Start Excerpt provided

# Trailer Back Up Lights.



## bbuchorn (Mar 17, 2013)

Hey guys. I am planning to put 2 back up lights under the rear end of my 298RE. I have a couple of these- http://www.ebay.com/itm/10W-Waterproof-LED-Flood-Wash-Light-Lamp-DC-12V-Outdoor-Bulb-Floodlight-/190839979584?pt=LH_DefaultDomain_0&hash=item2c6ef2fe40 . they are plenty bright and don't take much juice to run. I understand that the middle pin on the 7 pin plug for the trailer is the back up light circuit.My question is- Does the plug cable on the outback trailer have that lead included, and where do I hook up to it? would I need to run a ground as well or uses a chassis ground strap? Just getting started with my mods.


----------



## TwoElkhounds (Mar 11, 2007)

I installed back up lights on my trailer, but did not go through the complication of integrating them with the plug cable. Instead, I found a junction box under the rear slide that had 12VDC power and installed a waterproof switch on the junction box cover. I just flip the switch when I need the backup lights. Very easy and I can turn on the lights any time I want, regardless of whether the TV is hooked up.

DAN


----------



## RDS (Jul 20, 2011)

bbuchorn said:


> Hey guys. I am planning to put 2 back up lights under the rear end of my 298RE. I have a couple of these- http://www.ebay.com/itm/10W-Waterproof-LED-Flood-Wash-Light-Lamp-DC-12V-Outdoor-Bulb-Floodlight-/190839979584?pt=LH_DefaultDomain_0&hash=item2c6ef2fe40 . they are plenty bright and don't take much juice to run. I understand that the middle pin on the 7 pin plug for the trailer is the back up light circuit.My question is- Does the plug cable on the outback trailer have that lead included, and where do I hook up to it? would I need to run a ground as well or uses a chassis ground strap? Just getting started with my mods.


Verify which pin is hot only in reverse using a 12 volt test light (with a helper), then follow that pin to the TT plug. Open up junction box on front of TT (usually mounted on frame behind battery and LP tanks)Look where the TT harness comes into junction block, if there are 7 wires find the one that lights up a 12 volt test light only in reverse. Run a wire from this in the underbelly of TT to the rear and connect it to the hot side of your new lights. Connect the ground side of your new lights to the frame with ring teminal and call it a day....


----------



## Leedek (Nov 28, 2010)

TwoElkhounds said:


> I installed back up lights on my trailer, but did not go through the complication of integrating them with the plug cable. Instead, I found a junction box under the rear slide that had 12VDC power and installed a waterproof switch on the junction box cover. I just flip the switch when I need the backup lights. Very easy and I can turn on the lights any time I want, regardless of whether the TV is hooked up.

End Excerpt provided
Start Data provided

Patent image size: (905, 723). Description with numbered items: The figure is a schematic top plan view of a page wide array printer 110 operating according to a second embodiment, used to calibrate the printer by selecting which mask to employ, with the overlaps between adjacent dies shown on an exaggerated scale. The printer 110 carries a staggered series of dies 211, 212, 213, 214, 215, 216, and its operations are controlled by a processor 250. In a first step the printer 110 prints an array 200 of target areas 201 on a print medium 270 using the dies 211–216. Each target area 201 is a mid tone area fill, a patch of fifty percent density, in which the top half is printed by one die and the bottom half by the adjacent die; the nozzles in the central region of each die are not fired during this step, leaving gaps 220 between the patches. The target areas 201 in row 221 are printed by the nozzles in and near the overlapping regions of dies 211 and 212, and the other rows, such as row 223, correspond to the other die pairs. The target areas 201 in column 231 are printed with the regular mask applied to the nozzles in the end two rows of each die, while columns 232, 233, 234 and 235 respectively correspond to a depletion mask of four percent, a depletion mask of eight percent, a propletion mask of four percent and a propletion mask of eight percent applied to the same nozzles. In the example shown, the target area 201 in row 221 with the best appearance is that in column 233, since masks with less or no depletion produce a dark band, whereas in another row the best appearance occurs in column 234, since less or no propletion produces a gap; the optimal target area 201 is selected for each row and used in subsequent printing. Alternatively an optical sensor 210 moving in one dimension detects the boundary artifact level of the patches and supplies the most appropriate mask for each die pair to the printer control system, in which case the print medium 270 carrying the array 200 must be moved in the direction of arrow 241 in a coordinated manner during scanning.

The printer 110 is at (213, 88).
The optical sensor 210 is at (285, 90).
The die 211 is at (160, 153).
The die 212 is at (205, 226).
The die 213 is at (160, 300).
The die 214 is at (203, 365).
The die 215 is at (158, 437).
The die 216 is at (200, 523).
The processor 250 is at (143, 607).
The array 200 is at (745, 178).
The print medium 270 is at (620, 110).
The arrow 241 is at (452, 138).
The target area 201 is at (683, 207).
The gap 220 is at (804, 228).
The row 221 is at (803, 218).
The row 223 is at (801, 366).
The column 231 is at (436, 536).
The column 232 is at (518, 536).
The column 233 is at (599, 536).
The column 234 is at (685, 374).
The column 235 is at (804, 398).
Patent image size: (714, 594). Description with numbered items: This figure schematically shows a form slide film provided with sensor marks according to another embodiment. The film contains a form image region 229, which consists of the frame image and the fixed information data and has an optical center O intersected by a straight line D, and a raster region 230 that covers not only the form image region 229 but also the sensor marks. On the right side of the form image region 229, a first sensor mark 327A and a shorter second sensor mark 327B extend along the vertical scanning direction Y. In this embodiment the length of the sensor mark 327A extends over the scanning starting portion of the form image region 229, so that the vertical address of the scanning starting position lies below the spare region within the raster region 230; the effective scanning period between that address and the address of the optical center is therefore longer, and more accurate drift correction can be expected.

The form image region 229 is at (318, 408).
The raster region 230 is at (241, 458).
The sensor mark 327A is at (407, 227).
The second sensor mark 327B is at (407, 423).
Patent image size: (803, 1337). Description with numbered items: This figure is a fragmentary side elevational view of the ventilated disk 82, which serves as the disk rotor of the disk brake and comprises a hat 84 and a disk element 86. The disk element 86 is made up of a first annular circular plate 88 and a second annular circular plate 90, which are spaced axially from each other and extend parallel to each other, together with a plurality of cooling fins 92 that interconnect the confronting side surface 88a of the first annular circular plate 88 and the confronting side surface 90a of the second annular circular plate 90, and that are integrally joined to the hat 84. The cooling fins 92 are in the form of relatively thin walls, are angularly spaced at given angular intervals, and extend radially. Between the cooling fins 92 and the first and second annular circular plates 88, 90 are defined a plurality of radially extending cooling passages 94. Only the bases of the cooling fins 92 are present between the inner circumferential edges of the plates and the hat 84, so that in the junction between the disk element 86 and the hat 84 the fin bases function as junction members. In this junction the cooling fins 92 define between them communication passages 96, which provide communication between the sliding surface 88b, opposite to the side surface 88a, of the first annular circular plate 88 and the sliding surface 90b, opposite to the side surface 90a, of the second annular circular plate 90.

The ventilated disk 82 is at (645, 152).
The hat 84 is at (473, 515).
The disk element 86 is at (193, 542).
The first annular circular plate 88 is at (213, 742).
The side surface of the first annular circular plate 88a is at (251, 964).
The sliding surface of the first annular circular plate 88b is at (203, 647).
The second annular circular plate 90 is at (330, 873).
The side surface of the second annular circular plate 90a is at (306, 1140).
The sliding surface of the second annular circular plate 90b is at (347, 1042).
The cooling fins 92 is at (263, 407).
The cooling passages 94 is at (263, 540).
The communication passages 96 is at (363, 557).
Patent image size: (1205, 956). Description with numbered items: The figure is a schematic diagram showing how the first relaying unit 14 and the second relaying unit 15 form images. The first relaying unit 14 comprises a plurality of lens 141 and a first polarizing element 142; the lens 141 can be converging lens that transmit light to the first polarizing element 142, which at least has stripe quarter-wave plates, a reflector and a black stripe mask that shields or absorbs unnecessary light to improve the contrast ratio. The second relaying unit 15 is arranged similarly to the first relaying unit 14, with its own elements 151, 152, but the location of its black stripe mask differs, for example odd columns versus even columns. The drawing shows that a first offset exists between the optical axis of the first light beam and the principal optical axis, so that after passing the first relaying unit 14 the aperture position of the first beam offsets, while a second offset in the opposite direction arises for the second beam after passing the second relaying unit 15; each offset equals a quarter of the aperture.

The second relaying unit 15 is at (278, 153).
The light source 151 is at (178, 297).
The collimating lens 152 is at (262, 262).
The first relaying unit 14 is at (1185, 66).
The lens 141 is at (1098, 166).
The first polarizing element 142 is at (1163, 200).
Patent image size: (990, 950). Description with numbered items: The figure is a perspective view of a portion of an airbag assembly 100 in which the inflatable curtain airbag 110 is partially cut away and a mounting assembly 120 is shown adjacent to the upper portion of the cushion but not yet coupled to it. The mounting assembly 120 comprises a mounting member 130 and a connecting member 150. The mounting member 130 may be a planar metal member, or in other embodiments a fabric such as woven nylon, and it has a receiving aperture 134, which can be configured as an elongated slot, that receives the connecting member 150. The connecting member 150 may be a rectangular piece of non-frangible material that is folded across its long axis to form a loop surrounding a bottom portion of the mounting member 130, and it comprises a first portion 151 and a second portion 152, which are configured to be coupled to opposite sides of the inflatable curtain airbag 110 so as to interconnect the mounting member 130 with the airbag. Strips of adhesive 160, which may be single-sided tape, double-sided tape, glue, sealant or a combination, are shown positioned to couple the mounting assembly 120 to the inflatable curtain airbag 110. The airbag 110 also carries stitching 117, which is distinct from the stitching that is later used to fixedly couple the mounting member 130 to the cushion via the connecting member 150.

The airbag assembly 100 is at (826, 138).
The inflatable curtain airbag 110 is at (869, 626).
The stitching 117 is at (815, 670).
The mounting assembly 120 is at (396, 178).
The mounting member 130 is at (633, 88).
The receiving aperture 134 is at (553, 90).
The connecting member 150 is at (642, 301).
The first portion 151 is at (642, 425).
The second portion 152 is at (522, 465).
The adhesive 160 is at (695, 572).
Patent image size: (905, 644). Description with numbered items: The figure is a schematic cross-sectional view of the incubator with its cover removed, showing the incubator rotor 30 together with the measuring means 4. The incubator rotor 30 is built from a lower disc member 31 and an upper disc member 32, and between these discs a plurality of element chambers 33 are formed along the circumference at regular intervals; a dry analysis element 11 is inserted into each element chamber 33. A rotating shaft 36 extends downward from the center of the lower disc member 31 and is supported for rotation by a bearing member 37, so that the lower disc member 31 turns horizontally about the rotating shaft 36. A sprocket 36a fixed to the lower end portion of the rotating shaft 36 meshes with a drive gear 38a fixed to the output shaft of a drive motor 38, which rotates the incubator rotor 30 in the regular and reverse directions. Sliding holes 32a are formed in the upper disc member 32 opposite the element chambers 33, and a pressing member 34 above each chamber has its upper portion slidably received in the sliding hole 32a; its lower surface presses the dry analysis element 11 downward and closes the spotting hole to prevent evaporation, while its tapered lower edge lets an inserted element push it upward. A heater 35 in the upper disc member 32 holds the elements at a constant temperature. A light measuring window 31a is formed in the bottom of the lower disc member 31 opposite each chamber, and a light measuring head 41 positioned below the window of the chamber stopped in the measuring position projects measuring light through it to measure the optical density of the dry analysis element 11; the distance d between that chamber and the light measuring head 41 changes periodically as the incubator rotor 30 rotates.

End Data provided

# Exercise tasks
**A)** Copy out the collection entries between the lines holding "Patent image size: (1205, 956)." and "The first polarizing element 142 is", inclusive.
**B)** Write the next part of the forum thread about trailer backup lights, picking up right after its last line.
The forum thread and the collection entries are unrelated to each other.

# The answers
**A)**
Patent image size: (1205, 956). Description with numbered items: The figure is a schematic diagram showing how the first relaying unit 14 and the second relaying unit 15 form images. The first relaying unit 14 comprises a plurality of lens 141 and a first polarizing element 142; the lens 141 can be converging lens that transmit light to the first polarizing element 142, which at least has stripe quarter-wave plates, a reflector and a black stripe mask that shields or absorbs unnecessary light to improve the contrast ratio. The second relaying unit 15 is arranged similarly to the first relaying unit 14, with its own elements 151, 152, but the location of its black stripe mask differs, for example odd columns versus even columns. The drawing shows that a first offset exists between the optical axis of the first light beam and the principal optical axis, so that after passing the first relaying unit 14 the aperture position of the first beam offsets, while a second offset in the opposite direction arises for the second beam after passing the second relaying unit 15; each offset equals a quarter of the aperture.

The second relaying unit 15 is at (278, 153).
The light source 151 is at (178, 297).
The collimating lens 152 is at (262, 262).
The first relaying unit 14 is at (1185, 66).
The lens 141 is at (1098, 166).
The first polarizing element 142 is at (1163, 200).

**B)**
> 
> DAN


2x on TwoElkhounds method. Sometimes the simple approach is the best. There is less stress and the need is met. The complication of the trucks reverse switch functioning the back up lights is enough for me to not do it. Wire it to a 12VDC source near the end of the TT with a switch to turn it off/on. Pop a top.... relax... enjoy the campsite.









OR get out your five volume set of truck manual, research the wiring diagrams, find a way to run an extra wire from 7-pin connector to the back-up lights on the TT, scream at the dog for getting in the way, yell at the kids for tripping on the wiring, bust that knuckle under the trucks bumper, and have fun.


----------



## muddy tires (Jun 22, 2007)

The reverse wire is in the trailer pigtail but not connected to anything. Since my driveway is long and dark and we frequently return home at night, the automatic approach was better for me. No changes necessary for the truck - just extend the wire from the trailer junction box.


----------



## TwoElkhounds (Mar 11, 2007)

muddy tires said:


> The reverse wire is in the trailer pigtail but not connected to anything. Since my driveway is long and dark and we frequently return home at night, the automatic approach was better for me. No changes necessary for the truck - just extend the wire from the trailer junction box.


I also have an automatic switch, called DW.


----------



## LaydBack (Aug 22, 2010)

There's a lead in the Bargman junction box that your 7 lead cable goes to on the trailer. From there, you just run a wire to the backup lights and when you shift to reverse, they will come on. I may have pics in the link in my sig, or PM me if you want it to work as I described.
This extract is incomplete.